>> begin EXTRACTED DATA

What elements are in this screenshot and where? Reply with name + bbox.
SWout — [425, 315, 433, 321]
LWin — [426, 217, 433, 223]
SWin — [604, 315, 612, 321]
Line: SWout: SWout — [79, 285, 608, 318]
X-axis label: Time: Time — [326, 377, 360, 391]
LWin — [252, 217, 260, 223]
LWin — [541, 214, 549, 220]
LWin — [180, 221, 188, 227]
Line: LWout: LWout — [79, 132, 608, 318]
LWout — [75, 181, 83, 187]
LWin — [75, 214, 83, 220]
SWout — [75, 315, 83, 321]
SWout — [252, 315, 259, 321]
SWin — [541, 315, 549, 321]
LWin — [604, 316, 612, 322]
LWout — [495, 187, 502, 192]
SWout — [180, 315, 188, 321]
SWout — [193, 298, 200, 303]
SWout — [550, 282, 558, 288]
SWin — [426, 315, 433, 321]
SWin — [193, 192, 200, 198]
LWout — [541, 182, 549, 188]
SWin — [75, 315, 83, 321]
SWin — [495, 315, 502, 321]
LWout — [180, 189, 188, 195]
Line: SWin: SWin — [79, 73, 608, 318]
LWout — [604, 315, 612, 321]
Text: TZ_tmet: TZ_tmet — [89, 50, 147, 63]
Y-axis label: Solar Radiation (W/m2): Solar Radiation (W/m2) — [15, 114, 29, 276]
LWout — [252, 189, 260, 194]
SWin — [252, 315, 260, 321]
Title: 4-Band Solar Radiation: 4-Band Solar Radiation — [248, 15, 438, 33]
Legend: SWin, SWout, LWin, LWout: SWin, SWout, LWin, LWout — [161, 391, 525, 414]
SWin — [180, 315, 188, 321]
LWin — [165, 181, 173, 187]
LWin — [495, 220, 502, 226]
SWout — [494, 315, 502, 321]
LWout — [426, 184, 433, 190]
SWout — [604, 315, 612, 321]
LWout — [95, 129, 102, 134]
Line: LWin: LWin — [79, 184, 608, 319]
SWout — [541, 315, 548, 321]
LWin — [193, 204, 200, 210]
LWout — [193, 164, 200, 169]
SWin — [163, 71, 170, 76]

>> end EXTRACTED DATA

→ CHALLENGE
Reproduce every line of the listing above word for word, with no changes.

→ EXERCISE OUTPUT
What elements are in this screenshot and where? Reply with name + bbox.
SWout — [425, 315, 433, 321]
LWin — [426, 217, 433, 223]
SWin — [604, 315, 612, 321]
Line: SWout: SWout — [79, 285, 608, 318]
X-axis label: Time: Time — [326, 377, 360, 391]
LWin — [252, 217, 260, 223]
LWin — [541, 214, 549, 220]
LWin — [180, 221, 188, 227]
Line: LWout: LWout — [79, 132, 608, 318]
LWout — [75, 181, 83, 187]
LWin — [75, 214, 83, 220]
SWout — [75, 315, 83, 321]
SWout — [252, 315, 259, 321]
SWin — [541, 315, 549, 321]
LWin — [604, 316, 612, 322]
LWout — [495, 187, 502, 192]
SWout — [180, 315, 188, 321]
SWout — [193, 298, 200, 303]
SWout — [550, 282, 558, 288]
SWin — [426, 315, 433, 321]
SWin — [193, 192, 200, 198]
LWout — [541, 182, 549, 188]
SWin — [75, 315, 83, 321]
SWin — [495, 315, 502, 321]
LWout — [180, 189, 188, 195]
Line: SWin: SWin — [79, 73, 608, 318]
LWout — [604, 315, 612, 321]
Text: TZ_tmet: TZ_tmet — [89, 50, 147, 63]
Y-axis label: Solar Radiation (W/m2): Solar Radiation (W/m2) — [15, 114, 29, 276]
LWout — [252, 189, 260, 194]
SWin — [252, 315, 260, 321]
Title: 4-Band Solar Radiation: 4-Band Solar Radiation — [248, 15, 438, 33]
Legend: SWin, SWout, LWin, LWout: SWin, SWout, LWin, LWout — [161, 391, 525, 414]
SWin — [180, 315, 188, 321]
LWin — [165, 181, 173, 187]
LWin — [495, 220, 502, 226]
SWout — [494, 315, 502, 321]
LWout — [426, 184, 433, 190]
SWout — [604, 315, 612, 321]
LWout — [95, 129, 102, 134]
Line: LWin: LWin — [79, 184, 608, 319]
SWout — [541, 315, 548, 321]
LWin — [193, 204, 200, 210]
LWout — [193, 164, 200, 169]
SWin — [163, 71, 170, 76]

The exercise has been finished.